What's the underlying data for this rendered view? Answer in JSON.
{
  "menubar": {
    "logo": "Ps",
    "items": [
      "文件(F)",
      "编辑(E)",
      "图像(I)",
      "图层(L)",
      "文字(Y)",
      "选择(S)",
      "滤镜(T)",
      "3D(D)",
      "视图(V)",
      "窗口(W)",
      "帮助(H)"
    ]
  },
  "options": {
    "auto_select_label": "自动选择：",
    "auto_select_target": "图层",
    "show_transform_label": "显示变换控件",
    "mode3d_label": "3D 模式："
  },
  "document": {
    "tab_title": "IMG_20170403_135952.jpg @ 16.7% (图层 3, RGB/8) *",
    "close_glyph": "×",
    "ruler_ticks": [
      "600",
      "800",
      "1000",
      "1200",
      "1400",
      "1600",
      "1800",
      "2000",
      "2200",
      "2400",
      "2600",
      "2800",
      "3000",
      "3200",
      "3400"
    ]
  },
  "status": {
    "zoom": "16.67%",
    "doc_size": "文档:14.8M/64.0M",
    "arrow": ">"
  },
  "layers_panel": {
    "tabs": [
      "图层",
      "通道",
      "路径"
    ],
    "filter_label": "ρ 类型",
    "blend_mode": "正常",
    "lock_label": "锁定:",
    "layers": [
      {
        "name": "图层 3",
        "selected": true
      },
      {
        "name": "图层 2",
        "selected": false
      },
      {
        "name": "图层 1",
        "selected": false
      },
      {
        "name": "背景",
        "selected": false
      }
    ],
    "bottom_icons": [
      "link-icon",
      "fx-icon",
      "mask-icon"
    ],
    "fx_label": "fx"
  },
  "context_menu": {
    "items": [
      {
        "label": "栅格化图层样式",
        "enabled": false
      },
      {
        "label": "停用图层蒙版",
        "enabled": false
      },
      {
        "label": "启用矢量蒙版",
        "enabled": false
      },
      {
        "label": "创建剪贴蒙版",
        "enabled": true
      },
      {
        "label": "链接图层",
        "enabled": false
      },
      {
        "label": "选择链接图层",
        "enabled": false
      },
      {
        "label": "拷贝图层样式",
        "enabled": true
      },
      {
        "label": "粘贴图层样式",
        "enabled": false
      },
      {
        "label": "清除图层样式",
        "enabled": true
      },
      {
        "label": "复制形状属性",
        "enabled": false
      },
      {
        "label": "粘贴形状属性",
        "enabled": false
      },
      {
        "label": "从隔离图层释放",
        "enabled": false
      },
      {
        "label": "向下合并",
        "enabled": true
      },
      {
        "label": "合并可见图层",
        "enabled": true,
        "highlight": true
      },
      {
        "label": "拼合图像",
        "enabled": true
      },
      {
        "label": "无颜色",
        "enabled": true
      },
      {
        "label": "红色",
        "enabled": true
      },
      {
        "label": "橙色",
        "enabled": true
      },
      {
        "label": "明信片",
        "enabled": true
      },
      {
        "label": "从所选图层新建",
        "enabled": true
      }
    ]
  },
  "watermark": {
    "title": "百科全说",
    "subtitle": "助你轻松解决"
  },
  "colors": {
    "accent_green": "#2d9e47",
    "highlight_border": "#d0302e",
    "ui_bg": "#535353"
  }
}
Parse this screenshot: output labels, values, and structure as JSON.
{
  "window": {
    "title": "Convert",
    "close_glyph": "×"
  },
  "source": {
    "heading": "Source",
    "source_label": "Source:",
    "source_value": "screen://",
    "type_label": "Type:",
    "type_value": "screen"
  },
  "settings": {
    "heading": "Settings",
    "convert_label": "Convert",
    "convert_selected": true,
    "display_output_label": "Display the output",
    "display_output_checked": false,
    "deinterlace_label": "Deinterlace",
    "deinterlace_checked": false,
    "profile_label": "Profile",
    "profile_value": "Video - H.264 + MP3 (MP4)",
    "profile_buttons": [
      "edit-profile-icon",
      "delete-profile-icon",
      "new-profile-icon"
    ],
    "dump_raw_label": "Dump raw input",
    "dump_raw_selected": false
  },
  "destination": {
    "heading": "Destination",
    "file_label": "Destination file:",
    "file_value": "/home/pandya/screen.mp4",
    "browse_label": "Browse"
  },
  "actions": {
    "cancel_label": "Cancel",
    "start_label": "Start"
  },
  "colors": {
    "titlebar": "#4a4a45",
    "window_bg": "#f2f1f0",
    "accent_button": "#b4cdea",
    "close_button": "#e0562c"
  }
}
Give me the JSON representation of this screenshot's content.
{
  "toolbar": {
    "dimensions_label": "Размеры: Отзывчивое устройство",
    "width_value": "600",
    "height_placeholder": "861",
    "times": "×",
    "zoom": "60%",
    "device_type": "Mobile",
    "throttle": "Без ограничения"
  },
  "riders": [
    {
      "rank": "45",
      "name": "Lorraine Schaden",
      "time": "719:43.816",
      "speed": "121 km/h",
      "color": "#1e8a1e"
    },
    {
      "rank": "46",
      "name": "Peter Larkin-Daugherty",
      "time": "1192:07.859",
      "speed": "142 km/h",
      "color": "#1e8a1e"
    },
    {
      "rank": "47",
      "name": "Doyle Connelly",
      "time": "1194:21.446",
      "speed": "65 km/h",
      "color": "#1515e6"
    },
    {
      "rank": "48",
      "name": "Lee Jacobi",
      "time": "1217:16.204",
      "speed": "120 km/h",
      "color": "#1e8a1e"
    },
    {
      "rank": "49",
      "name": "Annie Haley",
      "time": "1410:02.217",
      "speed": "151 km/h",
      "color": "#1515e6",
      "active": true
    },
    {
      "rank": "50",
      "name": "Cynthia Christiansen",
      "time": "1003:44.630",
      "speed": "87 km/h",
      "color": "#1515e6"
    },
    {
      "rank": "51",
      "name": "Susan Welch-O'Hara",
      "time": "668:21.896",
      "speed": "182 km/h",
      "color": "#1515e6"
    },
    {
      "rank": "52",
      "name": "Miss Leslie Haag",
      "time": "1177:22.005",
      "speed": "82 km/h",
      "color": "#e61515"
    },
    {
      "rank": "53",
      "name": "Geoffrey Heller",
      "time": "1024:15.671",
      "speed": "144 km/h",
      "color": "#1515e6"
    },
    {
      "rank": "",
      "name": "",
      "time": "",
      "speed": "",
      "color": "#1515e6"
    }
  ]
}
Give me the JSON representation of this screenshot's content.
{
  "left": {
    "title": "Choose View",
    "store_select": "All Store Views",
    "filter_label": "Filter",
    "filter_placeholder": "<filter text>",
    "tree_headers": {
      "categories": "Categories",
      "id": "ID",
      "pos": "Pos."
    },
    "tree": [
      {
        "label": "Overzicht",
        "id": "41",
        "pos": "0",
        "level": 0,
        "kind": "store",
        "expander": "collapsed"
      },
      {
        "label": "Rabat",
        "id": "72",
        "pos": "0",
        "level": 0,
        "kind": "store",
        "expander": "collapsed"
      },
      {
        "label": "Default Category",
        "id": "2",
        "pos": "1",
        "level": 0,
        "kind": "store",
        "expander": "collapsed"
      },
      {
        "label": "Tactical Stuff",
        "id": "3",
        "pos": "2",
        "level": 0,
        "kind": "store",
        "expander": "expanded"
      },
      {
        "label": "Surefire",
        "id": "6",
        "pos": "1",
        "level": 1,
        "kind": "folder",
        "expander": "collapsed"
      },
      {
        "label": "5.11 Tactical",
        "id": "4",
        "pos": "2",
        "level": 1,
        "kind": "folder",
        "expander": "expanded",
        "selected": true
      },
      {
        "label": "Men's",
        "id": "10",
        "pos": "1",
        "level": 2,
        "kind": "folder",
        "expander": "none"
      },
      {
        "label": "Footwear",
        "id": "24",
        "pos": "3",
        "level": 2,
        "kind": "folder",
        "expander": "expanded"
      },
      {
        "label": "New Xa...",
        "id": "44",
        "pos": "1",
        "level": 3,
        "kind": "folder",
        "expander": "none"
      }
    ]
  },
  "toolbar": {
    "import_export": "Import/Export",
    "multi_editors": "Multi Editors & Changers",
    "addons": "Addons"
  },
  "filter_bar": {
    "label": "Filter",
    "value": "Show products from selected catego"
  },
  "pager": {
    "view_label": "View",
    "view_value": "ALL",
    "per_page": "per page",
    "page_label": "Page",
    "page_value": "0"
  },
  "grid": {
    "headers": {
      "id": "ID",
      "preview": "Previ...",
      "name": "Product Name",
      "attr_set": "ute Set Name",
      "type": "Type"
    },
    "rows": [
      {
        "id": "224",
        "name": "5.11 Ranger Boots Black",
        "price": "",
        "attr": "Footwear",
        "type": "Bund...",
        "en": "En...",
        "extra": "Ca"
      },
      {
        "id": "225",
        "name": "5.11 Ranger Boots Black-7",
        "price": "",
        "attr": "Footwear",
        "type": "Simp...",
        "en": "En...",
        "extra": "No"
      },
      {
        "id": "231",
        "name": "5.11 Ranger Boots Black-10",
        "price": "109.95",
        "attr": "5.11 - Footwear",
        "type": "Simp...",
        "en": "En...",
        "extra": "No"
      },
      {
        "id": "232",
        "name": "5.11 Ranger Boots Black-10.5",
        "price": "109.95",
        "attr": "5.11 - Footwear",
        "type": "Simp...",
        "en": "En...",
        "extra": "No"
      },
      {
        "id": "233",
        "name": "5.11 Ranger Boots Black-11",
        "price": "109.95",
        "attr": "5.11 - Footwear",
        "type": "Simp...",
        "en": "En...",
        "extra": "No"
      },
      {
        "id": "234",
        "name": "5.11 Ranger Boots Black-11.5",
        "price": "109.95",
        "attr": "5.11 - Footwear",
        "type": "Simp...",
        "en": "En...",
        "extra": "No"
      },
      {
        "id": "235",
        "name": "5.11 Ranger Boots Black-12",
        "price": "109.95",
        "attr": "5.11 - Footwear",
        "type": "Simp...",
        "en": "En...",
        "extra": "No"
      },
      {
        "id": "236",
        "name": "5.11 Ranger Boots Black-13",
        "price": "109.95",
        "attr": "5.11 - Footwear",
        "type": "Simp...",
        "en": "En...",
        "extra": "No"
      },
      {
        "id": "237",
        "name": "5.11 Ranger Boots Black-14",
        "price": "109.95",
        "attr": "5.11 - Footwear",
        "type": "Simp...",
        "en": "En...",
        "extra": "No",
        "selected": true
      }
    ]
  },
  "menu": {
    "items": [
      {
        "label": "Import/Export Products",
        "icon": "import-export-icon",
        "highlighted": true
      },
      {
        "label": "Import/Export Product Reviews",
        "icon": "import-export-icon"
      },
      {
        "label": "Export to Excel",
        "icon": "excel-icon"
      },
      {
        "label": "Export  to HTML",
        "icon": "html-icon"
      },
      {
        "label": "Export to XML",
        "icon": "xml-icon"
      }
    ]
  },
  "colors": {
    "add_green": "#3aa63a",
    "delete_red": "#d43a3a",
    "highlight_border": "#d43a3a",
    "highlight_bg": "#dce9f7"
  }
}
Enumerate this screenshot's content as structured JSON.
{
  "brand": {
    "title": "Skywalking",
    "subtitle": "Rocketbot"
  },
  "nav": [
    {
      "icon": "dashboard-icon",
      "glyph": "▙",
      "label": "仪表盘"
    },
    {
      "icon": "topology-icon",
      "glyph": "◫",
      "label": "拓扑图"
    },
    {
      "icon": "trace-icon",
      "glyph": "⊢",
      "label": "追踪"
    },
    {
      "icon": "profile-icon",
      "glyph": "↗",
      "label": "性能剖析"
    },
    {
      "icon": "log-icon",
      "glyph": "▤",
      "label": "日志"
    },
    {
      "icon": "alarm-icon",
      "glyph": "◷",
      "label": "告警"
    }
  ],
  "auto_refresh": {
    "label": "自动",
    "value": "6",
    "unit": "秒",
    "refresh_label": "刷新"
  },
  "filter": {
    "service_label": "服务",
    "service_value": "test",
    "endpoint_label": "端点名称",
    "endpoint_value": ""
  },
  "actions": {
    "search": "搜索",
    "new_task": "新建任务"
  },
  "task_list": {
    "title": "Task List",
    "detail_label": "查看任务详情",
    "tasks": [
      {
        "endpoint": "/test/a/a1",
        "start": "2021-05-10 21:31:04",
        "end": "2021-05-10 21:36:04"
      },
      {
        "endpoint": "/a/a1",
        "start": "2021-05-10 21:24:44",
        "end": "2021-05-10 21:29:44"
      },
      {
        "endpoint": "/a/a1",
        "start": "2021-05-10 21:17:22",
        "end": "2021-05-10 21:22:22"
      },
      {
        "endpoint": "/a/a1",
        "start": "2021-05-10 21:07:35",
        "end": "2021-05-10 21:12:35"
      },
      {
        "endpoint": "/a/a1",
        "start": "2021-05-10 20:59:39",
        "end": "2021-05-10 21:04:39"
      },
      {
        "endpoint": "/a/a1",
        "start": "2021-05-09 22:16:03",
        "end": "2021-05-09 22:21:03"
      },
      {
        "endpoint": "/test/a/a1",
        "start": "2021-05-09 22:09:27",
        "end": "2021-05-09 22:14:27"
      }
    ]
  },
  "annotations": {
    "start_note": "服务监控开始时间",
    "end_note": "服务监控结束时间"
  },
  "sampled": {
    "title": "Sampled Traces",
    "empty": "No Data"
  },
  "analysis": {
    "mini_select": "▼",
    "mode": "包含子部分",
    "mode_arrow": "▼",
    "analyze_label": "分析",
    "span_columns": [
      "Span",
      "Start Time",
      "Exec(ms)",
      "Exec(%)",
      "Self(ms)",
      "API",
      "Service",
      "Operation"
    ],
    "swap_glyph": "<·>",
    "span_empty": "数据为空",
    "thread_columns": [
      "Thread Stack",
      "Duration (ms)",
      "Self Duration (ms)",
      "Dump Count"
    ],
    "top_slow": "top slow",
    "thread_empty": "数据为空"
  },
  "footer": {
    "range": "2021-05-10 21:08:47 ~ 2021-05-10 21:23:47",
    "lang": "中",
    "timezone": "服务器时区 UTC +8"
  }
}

■ Exercise brief
Pull out all lines containing "Boots".

■ Result for this exercise
        "name": "5.11 Ranger Boots Black",
        "name": "5.11 Ranger Boots Black-7",
        "name": "5.11 Ranger Boots Black-10",
        "name": "5.11 Ranger Boots Black-10.5",
        "name": "5.11 Ranger Boots Black-11",
        "name": "5.11 Ranger Boots Black-11.5",
        "name": "5.11 Ranger Boots Black-12",
        "name": "5.11 Ranger Boots Black-13",
        "name": "5.11 Ranger Boots Black-14",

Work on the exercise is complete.